• [Goal]: Reproduce the listing below exactly. Pictures do not belong in the copy.

• [Provided material]:
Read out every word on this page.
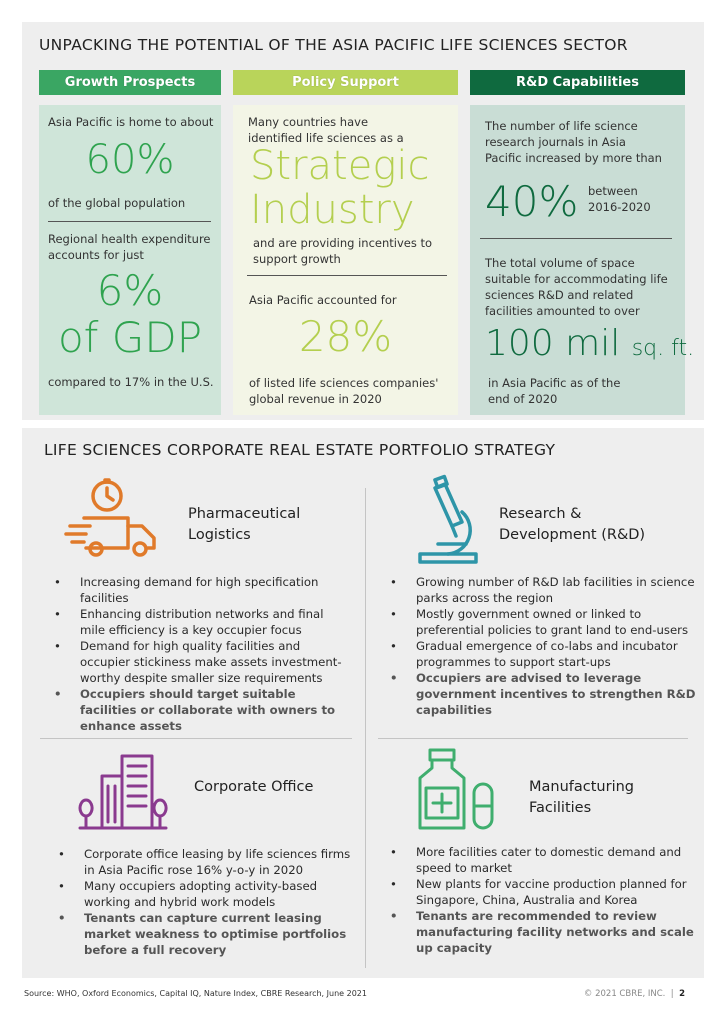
UNPACKING THE POTENTIAL OF THE ASIA PACIFIC LIFE SCIENCES SECTOR
Growth Prospects	Policy Support	R&D Capabilities
Asia Pacific is home to about
60%
of the global population
Regional health expenditure accounts for just
6%
of GDP
compared to 17% in the U.S.
Many countries have identified life sciences as a
Strategic
Industry
and are providing incentives to support growth
Asia Pacific accounted for
28%
of listed life sciences companies' global revenue in 2020
The number of life science research journals in Asia Pacific increased by more than
40% between 2016-2020
The total volume of space suitable for accommodating life sciences R&D and related facilities amounted to over
100 mil sq. ft.
in Asia Pacific as of the end of 2020
LIFE SCIENCES CORPORATE REAL ESTATE PORTFOLIO STRATEGY
Pharmaceutical Logistics
• Increasing demand for high specification facilities
• Enhancing distribution networks and final mile efficiency is a key occupier focus
• Demand for high quality facilities and occupier stickiness make assets investment-worthy despite smaller size requirements
• Occupiers should target suitable facilities or collaborate with owners to enhance assets
Research & Development (R&D)
• Growing number of R&D lab facilities in science parks across the region
• Mostly government owned or linked to preferential policies to grant land to end-users
• Gradual emergence of co-labs and incubator programmes to support start-ups
• Occupiers are advised to leverage government incentives to strengthen R&D capabilities
Corporate Office
• Corporate office leasing by life sciences firms in Asia Pacific rose 16% y-o-y in 2020
• Many occupiers adopting activity-based working and hybrid work models
• Tenants can capture current leasing market weakness to optimise portfolios before a full recovery
Manufacturing Facilities
• More facilities cater to domestic demand and speed to market
• New plants for vaccine production planned for Singapore, China, Australia and Korea
• Tenants are recommended to review manufacturing facility networks and scale up capacity
Source: WHO, Oxford Economics, Capital IQ, Nature Index, CBRE Research, June 2021	© 2021 CBRE, INC. | 2
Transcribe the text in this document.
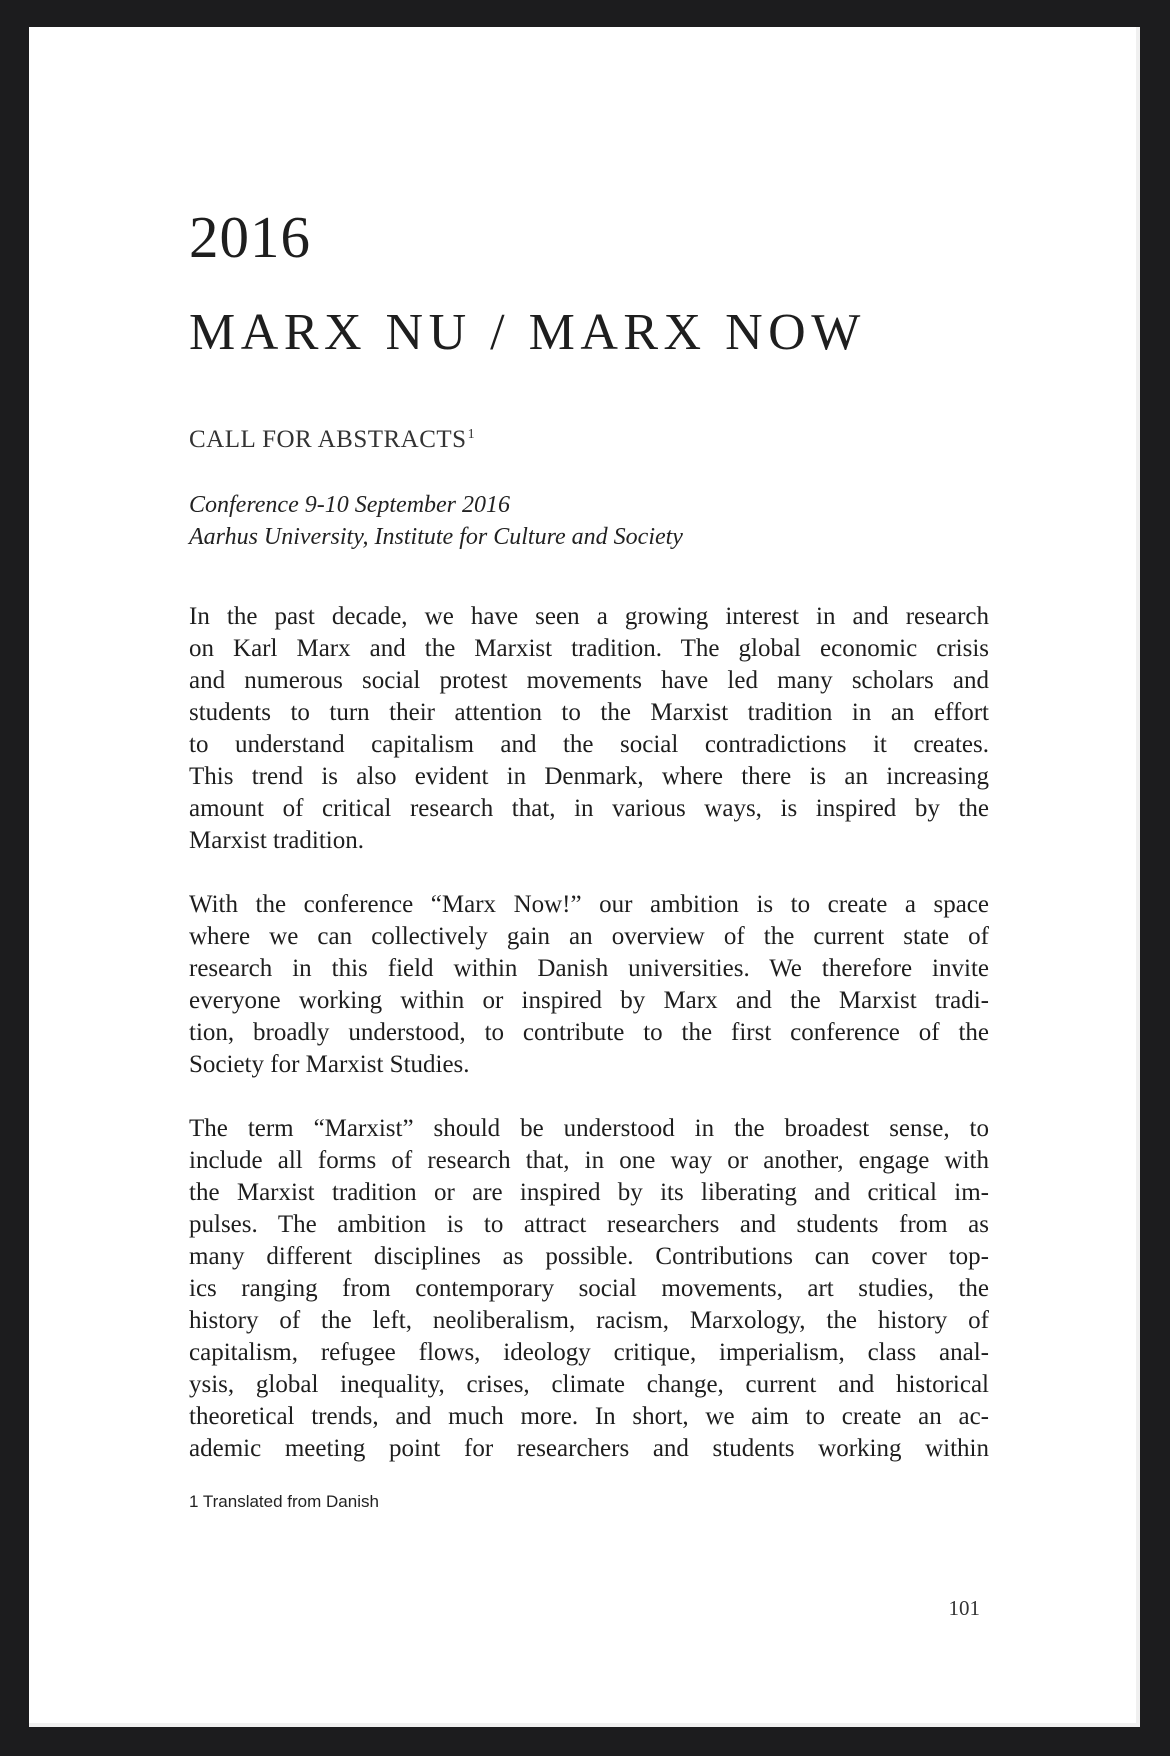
2016
MARX NU / MARX NOW
CALL FOR ABSTRACTS$^1$
Conference 9-10 September 2016
Aarhus University, Institute for Culture and Society

In the past decade, we have seen a growing interest in and research
on Karl Marx and the Marxist tradition. The global economic crisis
and numerous social protest movements have led many scholars and
students to turn their attention to the Marxist tradition in an effort
to understand capitalism and the social contradictions it creates.
This trend is also evident in Denmark, where there is an increasing
amount of critical research that, in various ways, is inspired by the
Marxist tradition.

With the conference “Marx Now!” our ambition is to create a space
where we can collectively gain an overview of the current state of
research in this field within Danish universities. We therefore invite
everyone working within or inspired by Marx and the Marxist tradi-
tion, broadly understood, to contribute to the first conference of the
Society for Marxist Studies.

The term “Marxist” should be understood in the broadest sense, to
include all forms of research that, in one way or another, engage with
the Marxist tradition or are inspired by its liberating and critical im-
pulses. The ambition is to attract researchers and students from as
many different disciplines as possible. Contributions can cover top-
ics ranging from contemporary social movements, art studies, the
history of the left, neoliberalism, racism, Marxology, the history of
capitalism, refugee flows, ideology critique, imperialism, class anal-
ysis, global inequality, crises, climate change, current and historical
theoretical trends, and much more. In short, we aim to create an ac-
ademic meeting point for researchers and students working within

1 Translated from Danish
101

• [Written answer]:
Read out every word on this page.
UNPACKING THE POTENTIAL OF THE ASIA PACIFIC LIFE SCIENCES SECTOR
Growth Prospects	Policy Support	R&D Capabilities
Asia Pacific is home to about
60%
of the global population
Regional health expenditure accounts for just
6%
of GDP
compared to 17% in the U.S.
Many countries have identified life sciences as a
Strategic
Industry
and are providing incentives to support growth
Asia Pacific accounted for
28%
of listed life sciences companies' global revenue in 2020
The number of life science research journals in Asia Pacific increased by more than
40% between 2016-2020
The total volume of space suitable for accommodating life sciences R&D and related facilities amounted to over
100 mil sq. ft.
in Asia Pacific as of the end of 2020
LIFE SCIENCES CORPORATE REAL ESTATE PORTFOLIO STRATEGY
Pharmaceutical Logistics
• Increasing demand for high specification facilities
• Enhancing distribution networks and final mile efficiency is a key occupier focus
• Demand for high quality facilities and occupier stickiness make assets investment-worthy despite smaller size requirements
• Occupiers should target suitable facilities or collaborate with owners to enhance assets
Research & Development (R&D)
• Growing number of R&D lab facilities in science parks across the region
• Mostly government owned or linked to preferential policies to grant land to end-users
• Gradual emergence of co-labs and incubator programmes to support start-ups
• Occupiers are advised to leverage government incentives to strengthen R&D capabilities
Corporate Office
• Corporate office leasing by life sciences firms in Asia Pacific rose 16% y-o-y in 2020
• Many occupiers adopting activity-based working and hybrid work models
• Tenants can capture current leasing market weakness to optimise portfolios before a full recovery
Manufacturing Facilities
• More facilities cater to domestic demand and speed to market
• New plants for vaccine production planned for Singapore, China, Australia and Korea
• Tenants are recommended to review manufacturing facility networks and scale up capacity
Source: WHO, Oxford Economics, Capital IQ, Nature Index, CBRE Research, June 2021	© 2021 CBRE, INC. | 2
Transcribe the text in this document.
2016
MARX NU / MARX NOW
CALL FOR ABSTRACTS$^1$
Conference 9-10 September 2016
Aarhus University, Institute for Culture and Society

In the past decade, we have seen a growing interest in and research
on Karl Marx and the Marxist tradition. The global economic crisis
and numerous social protest movements have led many scholars and
students to turn their attention to the Marxist tradition in an effort
to understand capitalism and the social contradictions it creates.
This trend is also evident in Denmark, where there is an increasing
amount of critical research that, in various ways, is inspired by the
Marxist tradition.

With the conference “Marx Now!” our ambition is to create a space
where we can collectively gain an overview of the current state of
research in this field within Danish universities. We therefore invite
everyone working within or inspired by Marx and the Marxist tradi-
tion, broadly understood, to contribute to the first conference of the
Society for Marxist Studies.

The term “Marxist” should be understood in the broadest sense, to
include all forms of research that, in one way or another, engage with
the Marxist tradition or are inspired by its liberating and critical im-
pulses. The ambition is to attract researchers and students from as
many different disciplines as possible. Contributions can cover top-
ics ranging from contemporary social movements, art studies, the
history of the left, neoliberalism, racism, Marxology, the history of
capitalism, refugee flows, ideology critique, imperialism, class anal-
ysis, global inequality, crises, climate change, current and historical
theoretical trends, and much more. In short, we aim to create an ac-
ademic meeting point for researchers and students working within

1 Translated from Danish
101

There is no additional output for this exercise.